逆流性食道炎の引き金になっているのは、食事内容やストレスだけではありません。
普段の服装やベルトの締め具合といった“身につけているもの”が
知らず知らずのうちに逆流を招いていることもあるのです。

おなかの圧迫で胃が押し上げられる?
人の胃はお腹の上部、みぞおちの少し下あたりにあります。
食後、胃は食べ物と胃酸で満たされて膨らんだ状態になりますが、
このときにおなか周りがきつく締めつけられていると、胃が物理的に圧迫されてしまいます。
その結果、胃の中の内容物が上に押し上げられ、
胃と食道の境目にある“下部食道括約筋”という逆流を防ぐ筋肉が
緩んだり開いたりしやすくなり、胃酸が逆流してしまうのです。
特に食後1時間以内は胃酸分泌が活発な時間帯なので、
このタイミングでベルトや衣類がきついと、症状が現れやすくなります。
締め付けやすいアイテム、思い当たるものは?
つい無意識で身につけてしまいがちな“締め付けアイテム”を以下にまとめてみました。
✅ パンツやスカートのベルトをギュッと締めている
✅ 腰痛ベルトやコルセットを日常的に着用している
✅ 着物やガードルなど、体をホールドする衣類が多い
✅ 強いウエストゴムのスカートやタイツを愛用している
✅ 食後もタイトな服のまま長時間過ごしている
「まさか服装が関係しているとは思わなかった…」という声も多いのですが、
こうした締め付け習慣は、体型や年齢を問わず誰にでも起こり得るものです。
やさしく着る・動くを心がけてみましょう
締め付け対策は、すぐにできるものばかりです。
たとえば、普段よりベルトの穴をひとつゆるめにする、
ウエストゴムがきつくない服を選ぶ、座ったときにおなかが苦しくならない洋服を選ぶなど、
「ゆとりのある着こなし」を意識するだけで、胃の負担はぐっと軽くなります。
腰痛ベルトやコルセットを医師の指導で使っている方は、
締め方や時間を確認し、できれば食後は少し外す工夫も考えてみてください。
また、食後すぐにベルトを締めるのではなく、
20〜30分程度ゆったり過ごしてから締め直すようにするだけでも、症状の悪化を防げる場合があります。
....
### 課題
本文のうち、「逆流性食道炎の引き金になっているのは、食事内容やストレスだけではありません。」から「このタイミングでベルトや衣類がきついと、症状が現れやすくなります。」までのすべてを、原文どおりに書き写してください。 本文に書かれている内容のみに依拠してください。
....
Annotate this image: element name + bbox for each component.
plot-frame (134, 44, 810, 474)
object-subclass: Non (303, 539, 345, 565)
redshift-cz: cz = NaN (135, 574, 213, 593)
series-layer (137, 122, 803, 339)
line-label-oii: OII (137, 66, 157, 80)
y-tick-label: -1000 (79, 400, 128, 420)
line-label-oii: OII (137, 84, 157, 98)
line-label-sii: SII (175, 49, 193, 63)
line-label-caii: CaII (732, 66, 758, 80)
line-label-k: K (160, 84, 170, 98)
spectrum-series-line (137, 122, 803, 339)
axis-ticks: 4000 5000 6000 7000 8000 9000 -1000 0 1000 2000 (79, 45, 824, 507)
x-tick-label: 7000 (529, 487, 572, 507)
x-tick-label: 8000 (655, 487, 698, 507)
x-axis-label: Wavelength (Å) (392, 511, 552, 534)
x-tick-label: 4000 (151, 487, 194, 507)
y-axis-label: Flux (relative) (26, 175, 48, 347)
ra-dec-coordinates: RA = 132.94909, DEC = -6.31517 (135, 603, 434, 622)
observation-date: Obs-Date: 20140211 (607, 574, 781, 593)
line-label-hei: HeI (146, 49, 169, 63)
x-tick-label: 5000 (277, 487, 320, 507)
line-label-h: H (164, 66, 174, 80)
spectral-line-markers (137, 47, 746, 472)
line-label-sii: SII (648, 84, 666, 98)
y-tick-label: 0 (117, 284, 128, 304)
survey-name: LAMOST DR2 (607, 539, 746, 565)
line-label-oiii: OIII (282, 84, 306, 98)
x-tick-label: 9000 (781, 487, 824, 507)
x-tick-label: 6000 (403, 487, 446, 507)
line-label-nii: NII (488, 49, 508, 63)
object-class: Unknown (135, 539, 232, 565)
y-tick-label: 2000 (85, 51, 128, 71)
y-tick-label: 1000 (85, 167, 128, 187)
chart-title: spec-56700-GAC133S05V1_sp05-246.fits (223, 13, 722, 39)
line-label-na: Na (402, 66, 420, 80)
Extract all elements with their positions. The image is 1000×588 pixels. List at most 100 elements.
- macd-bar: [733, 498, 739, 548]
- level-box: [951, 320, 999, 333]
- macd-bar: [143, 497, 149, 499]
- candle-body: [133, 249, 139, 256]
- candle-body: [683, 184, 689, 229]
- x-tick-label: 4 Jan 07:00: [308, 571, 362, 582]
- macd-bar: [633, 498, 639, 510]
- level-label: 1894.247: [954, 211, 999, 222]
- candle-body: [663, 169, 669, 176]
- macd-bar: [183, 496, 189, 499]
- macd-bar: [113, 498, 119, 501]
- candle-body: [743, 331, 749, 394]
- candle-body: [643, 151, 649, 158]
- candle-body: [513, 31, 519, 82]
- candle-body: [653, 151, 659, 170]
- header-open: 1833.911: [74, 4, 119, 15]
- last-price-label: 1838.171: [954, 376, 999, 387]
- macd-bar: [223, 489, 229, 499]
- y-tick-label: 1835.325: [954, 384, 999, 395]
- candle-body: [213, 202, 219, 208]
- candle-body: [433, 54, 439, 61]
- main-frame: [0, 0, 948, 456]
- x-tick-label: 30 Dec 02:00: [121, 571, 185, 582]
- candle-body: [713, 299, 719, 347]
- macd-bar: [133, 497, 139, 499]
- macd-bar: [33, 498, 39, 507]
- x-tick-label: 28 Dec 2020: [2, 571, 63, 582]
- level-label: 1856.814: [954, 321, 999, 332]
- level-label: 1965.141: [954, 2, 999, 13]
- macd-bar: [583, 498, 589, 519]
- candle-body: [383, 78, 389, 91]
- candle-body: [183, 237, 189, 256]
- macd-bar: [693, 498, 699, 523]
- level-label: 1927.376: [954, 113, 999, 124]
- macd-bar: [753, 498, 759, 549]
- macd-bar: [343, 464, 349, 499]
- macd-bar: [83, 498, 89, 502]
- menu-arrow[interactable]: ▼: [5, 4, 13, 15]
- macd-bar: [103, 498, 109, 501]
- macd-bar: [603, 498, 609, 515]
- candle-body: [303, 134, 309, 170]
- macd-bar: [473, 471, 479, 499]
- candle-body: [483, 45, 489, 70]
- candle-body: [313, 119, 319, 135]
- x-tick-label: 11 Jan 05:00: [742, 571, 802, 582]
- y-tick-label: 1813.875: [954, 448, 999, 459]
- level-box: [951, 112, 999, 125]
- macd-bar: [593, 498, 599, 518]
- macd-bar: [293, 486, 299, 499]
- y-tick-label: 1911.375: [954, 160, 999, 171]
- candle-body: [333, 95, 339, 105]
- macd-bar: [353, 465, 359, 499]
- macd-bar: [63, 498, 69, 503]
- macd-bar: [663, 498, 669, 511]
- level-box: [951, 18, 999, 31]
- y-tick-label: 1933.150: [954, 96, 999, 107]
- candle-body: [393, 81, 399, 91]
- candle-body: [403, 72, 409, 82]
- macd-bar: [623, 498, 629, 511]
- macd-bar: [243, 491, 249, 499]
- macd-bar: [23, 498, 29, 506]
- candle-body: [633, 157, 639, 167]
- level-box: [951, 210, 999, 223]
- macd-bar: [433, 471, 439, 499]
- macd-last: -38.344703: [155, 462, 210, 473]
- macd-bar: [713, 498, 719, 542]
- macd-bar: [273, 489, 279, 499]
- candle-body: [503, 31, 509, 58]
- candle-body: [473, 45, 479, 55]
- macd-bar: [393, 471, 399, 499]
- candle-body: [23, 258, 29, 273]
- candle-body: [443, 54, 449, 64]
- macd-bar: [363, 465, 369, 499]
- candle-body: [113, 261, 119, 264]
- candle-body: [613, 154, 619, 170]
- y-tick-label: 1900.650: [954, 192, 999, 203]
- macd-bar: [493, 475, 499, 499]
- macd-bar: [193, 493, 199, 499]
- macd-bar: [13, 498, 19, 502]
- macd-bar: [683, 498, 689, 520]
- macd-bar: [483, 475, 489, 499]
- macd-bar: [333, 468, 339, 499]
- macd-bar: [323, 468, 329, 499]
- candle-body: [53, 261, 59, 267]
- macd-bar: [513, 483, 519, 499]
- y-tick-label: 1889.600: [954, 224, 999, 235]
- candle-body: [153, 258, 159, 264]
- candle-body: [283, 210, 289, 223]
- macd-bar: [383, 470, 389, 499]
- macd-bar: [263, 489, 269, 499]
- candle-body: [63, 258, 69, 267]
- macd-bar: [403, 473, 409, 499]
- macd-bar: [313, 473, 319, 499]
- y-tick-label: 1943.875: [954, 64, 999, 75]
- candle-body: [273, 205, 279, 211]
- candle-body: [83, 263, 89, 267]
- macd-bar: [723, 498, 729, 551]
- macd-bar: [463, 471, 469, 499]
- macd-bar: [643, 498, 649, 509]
....
### 解答
逆流性食道炎の引き金になっているのは、食事内容やストレスだけではありません。
普段の服装やベルトの締め具合といった“身につけているもの”が
知らず知らずのうちに逆流を招いていることもあるのです。

おなかの圧迫で胃が押し上げられる?
人の胃はお腹の上部、みぞおちの少し下あたりにあります。
食後、胃は食べ物と胃酸で満たされて膨らんだ状態になりますが、
このときにおなか周りがきつく締めつけられていると、胃が物理的に圧迫されてしまいます。
その結果、胃の中の内容物が上に押し上げられ、
胃と食道の境目にある“下部食道括約筋”という逆流を防ぐ筋肉が
緩んだり開いたりしやすくなり、胃酸が逆流してしまうのです。
特に食後1時間以内は胃酸分泌が活発な時間帯なので、
このタイミングでベルトや衣類がきついと、症状が現れやすくなります。